Trecho selecionado.

= = = = =

Estudo na Bevap mostra que área irrigada por gotejamento geraria 155 milhões de CBIOs contra 88 milhões do sequeiro
Detentora de uma das maiores áreas irrigadas de cana-de-açúcar do mundo, a Bioenergética Vale do Paracatu (Bevap), localizada em João Pinheiro/MG, conduziu um estudo a fim de quantificar o volume elegível de emissão de CBIOs que um canavial irrigado via gotejamento subterrâneo poderia entregar na comparação com o sequeiro (salvamento). Para o experimento, foram inseridos na RenovaCalc os mesmos dados de consumo de fertilizantes sintéticos e diesel para ambas as áreas. A única diferença foi a produtividade informada, significativamente maior no canavial irrigado por gotejamento.
No canavial manejado com irrigação subterrânea, a nota de eficiência energético-ambiental foi 61,48 para o etanol anidro e 61,13 para o hidratado. Já o sequeiro alcançou 35,28 para o anidro e 34,93 para o hidratado. A estimativa é que a área com gotejamento tenha emitido 0,07 kg de CO2 por kg de cana produzida. O sequeiro, por sua vez, teria registrado 0,16 kg de CO2/kg de cana produzida. Os dados foram fornecidos pela Bevap e calculados pela Fundação Espaço Eco.
Área irrigada na Bevap atingiu notas entre 61,13 e 61,48; notas do sequeiro, por sua vez, figuraram entre 34,93 e 35,28
Fonte: Bevap, Pecege e Fundação Espaço Eco
A redução na emissão de GEE observada refletiu positivamente na geração de créditos de descarbonização. Considerando uma produção de 85 litros de etanol para cada tonelada de cana-de-açúcar produzida, o Pecege estima que esse canavial com gotejamento renderia mais de 155 mil CBIOS, enquanto o de sequeiro, pouco menos de 89 mil. Ao valor praticado em 2022 (R$ 94,81 a unidade), a companhia obteria uma renda de R$ 14,7 milhões na área com a tecnologia, ao passo em que o sequeiro resultaria em cerca de R$ 8,4 milhões.
Experimento na Bevap mostrou que a emissão de GEE na área irrigada via gotejamento foi inferior a registrada no sequeiro: 0,07 kg de CO2/kg de cana produzida contra 0,16 kg de CO2/kg de cana produzida
Foto: Divulgação Bevap
A Supervisora de Qualidade e Melhoria Contínua da Bevap, Mayara Carvalho, conta que as altas notas de eficiência obtidas dentro do âmbito do RenovaBio qualificaram a companhia como uma das mais eficientes do Brasil. Somente em 2022, a Bevap emitiu 51.563 milhões de CBIOs para etanol hidratado e 45.837 milhões para o anidro. “Esses fatos reforçam nosso compromisso para com o meio ambiente e a sustentabilidade.”

= = = = =

Dados fornecidos.
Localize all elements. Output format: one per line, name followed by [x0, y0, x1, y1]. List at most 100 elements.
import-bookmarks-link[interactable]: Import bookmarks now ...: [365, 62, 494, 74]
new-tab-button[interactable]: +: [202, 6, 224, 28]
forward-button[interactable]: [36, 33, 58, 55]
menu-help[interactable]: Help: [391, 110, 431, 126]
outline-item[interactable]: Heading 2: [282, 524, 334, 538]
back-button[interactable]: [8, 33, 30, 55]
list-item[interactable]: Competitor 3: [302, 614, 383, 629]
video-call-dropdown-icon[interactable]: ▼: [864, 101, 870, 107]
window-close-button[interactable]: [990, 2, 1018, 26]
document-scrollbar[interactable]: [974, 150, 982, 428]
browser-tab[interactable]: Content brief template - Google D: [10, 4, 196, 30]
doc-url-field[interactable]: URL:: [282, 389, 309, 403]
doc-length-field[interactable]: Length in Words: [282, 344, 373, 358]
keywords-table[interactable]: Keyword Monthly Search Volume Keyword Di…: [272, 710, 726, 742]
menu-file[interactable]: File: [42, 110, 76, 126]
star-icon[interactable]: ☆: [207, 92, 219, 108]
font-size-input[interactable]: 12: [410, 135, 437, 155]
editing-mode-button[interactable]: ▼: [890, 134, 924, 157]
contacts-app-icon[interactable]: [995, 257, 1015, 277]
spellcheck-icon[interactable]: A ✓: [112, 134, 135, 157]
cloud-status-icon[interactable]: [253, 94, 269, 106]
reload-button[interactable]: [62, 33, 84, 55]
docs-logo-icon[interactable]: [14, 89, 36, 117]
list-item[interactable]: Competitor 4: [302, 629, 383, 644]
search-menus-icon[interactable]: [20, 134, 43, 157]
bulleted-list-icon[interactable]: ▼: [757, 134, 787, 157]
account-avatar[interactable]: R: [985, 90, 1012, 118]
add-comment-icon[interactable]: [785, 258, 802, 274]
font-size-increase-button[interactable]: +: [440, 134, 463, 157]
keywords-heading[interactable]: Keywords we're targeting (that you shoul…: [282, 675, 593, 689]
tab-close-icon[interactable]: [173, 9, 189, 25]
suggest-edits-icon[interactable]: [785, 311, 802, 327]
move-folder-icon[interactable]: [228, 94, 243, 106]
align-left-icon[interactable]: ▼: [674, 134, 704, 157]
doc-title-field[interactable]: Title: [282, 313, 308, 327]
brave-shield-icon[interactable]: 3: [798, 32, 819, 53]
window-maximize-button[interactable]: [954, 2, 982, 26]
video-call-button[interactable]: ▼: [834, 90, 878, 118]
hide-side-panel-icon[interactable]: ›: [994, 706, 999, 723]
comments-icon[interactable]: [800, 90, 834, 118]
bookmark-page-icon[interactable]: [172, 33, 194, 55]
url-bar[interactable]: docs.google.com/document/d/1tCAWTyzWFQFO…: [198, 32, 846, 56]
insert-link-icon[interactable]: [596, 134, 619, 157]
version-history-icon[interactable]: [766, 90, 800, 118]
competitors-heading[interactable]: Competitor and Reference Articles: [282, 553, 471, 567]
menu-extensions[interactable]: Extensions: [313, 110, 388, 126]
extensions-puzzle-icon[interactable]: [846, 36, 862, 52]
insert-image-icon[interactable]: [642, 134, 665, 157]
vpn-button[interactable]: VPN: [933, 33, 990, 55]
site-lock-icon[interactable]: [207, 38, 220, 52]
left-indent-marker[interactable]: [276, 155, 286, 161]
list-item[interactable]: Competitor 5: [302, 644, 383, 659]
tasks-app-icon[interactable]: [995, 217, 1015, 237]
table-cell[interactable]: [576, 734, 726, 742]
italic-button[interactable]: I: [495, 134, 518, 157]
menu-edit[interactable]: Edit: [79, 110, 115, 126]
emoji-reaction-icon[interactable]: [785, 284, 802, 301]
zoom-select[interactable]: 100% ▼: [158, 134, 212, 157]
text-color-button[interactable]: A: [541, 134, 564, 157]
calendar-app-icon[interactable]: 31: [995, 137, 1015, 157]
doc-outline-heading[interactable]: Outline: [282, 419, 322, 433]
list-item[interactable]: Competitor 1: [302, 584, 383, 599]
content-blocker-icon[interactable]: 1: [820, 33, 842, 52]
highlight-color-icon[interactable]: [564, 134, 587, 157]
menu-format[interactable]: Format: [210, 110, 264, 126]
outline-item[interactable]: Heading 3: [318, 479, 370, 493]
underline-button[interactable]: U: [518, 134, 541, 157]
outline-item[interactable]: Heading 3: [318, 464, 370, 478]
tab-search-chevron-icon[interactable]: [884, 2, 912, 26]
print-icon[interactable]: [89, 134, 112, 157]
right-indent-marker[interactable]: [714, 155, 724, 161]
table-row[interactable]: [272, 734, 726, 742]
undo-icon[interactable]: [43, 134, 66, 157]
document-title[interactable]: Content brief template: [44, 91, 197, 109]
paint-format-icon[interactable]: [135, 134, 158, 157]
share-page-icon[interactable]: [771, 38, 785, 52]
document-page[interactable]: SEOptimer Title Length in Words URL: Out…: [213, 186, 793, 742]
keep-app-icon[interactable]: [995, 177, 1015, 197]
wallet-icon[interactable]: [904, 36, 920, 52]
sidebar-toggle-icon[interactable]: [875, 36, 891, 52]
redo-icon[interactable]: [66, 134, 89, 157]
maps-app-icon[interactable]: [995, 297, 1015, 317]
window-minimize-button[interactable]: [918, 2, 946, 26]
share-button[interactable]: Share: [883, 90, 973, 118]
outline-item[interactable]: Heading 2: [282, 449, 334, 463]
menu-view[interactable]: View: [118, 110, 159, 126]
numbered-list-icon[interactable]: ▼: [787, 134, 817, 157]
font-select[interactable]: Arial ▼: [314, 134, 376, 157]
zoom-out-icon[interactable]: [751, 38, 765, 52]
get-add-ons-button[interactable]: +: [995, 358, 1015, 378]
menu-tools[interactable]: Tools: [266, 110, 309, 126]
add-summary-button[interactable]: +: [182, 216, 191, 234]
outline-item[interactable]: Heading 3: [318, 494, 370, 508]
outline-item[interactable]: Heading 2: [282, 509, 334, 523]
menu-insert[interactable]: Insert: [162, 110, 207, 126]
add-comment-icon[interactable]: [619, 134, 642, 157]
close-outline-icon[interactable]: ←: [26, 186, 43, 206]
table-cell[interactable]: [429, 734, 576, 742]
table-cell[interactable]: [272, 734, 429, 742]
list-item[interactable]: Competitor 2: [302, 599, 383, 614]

= = = = =

Tarefa proposta 1.
Você pode reproduzir o trecho da reportagem sobre o estudo da Bevap que começa nas palavras que contêm "Estudo na Bevap" e para logo após "irrigado por gotejamento."?
Tarefa proposta 2.
Como você resumiria em duas frases a reportagem sobre o estudo da Bevap com cana irrigada por gotejamento?
Tarefa proposta 3.
Que parágrafo viria em seguida na reportagem sobre o estudo de irrigação da Bevap? Dê continuidade a ela a partir da última frase.

Resultado do exercício 1.
Estudo na Bevap mostra que área irrigada por gotejamento geraria 155 milhões de CBIOs contra 88 milhões do sequeiro
Detentora de uma das maiores áreas irrigadas de cana-de-açúcar do mundo, a Bioenergética Vale do Paracatu (Bevap), localizada em João Pinheiro/MG, conduziu um estudo a fim de quantificar o volume elegível de emissão de CBIOs que um canavial irrigado via gotejamento subterrâneo poderia entregar na comparação com o sequeiro (salvamento). Para o experimento, foram inseridos na RenovaCalc os mesmos dados de consumo de fertilizantes sintéticos e diesel para ambas as áreas. A única diferença foi a produtividade informada, significativamente maior no canavial irrigado por gotejamento.

Resultado do exercício 2.
A Bevap, em João Pinheiro/MG, comparou na RenovaCalc um canavial irrigado por gotejamento subterrâneo com uma área de sequeiro, usando os mesmos dados de fertilizantes e diesel e variando apenas a produtividade, bem maior na área irrigada. A área com gotejamento obteve notas de eficiência energético-ambiental entre 61,13 e 61,48 e emissão estimada de 0,07 kg de CO2 por kg de cana, contra notas entre 34,93 e 35,28 e 0,16 kg de CO2/kg no sequeiro, o que renderia mais créditos de descarbonização e uma receita de R$ 14,7 milhões, contra cerca de R$ 8,4 milhões.

Resultado do exercício 3.
Segundo a profissional, um dos segredos é apostar no poder da irrigação. Atualmente, a companhia mineira possui 100% de seus canaviais irrigados com diferentes sistemas: salvamento com hidro roll, pivôs de diversos modelos e gotejamento subterrâneo. “Esse experimento mostrou o quanto a irrigação por gotejamento pode contribuir para impulsionar a geração de CBIOs. Agora, estamos estendendo esse experimento para outras áreas de arrendamento/parceria a fim de consolidar ainda mais esses números.”
Mayara Carvalho: “A tecnologia de gotejamento não deve ser vista como custo, mas como um investimento com retorno garantido a curto, médio e longo prazo”
Foto: Leonardo Ruiz
Para Mayara, a tecnologia de gotejamento não pode mais ser vista como custo, mas sim como um investimento com retorno a curto, médio e longo prazo. “Além dos claros incrementos de produtividade agrícola e aumento de longevidade, esse sistema permite também aumentar a sustentabilidade das áreas. É retorno garantido, seja pelo aumento de rentabilidade dos canaviais, possibilidade de comercialização de uma maior quantidade de créditos de descarbonização ou pela maior facilidade em obter certificações internacionais e, dessa forma, conquistar novos mercados.”